• **To be done**: All lines featuring the string "options" are to be listed.

• **Dataset items**:
============
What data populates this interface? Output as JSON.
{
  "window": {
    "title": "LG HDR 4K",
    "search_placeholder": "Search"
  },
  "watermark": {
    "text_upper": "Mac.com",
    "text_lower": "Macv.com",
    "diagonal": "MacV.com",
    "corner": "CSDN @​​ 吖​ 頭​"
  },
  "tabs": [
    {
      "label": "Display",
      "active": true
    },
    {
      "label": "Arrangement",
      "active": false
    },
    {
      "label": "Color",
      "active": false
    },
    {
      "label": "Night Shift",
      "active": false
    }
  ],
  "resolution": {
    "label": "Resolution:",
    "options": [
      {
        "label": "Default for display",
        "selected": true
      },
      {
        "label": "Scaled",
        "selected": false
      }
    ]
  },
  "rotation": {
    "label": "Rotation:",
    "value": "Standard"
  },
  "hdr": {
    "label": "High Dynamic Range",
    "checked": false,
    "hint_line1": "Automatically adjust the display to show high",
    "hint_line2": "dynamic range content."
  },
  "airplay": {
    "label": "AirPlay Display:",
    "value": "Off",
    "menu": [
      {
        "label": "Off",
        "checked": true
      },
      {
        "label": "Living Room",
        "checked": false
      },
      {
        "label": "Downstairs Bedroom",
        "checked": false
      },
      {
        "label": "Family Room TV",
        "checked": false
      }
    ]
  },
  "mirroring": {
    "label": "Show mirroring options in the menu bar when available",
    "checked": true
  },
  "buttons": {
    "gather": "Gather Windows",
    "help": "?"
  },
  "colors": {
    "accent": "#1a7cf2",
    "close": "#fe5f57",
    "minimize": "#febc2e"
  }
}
============
• **In response**:
    "options": [
    "label": "Show mirroring options in the menu bar when available",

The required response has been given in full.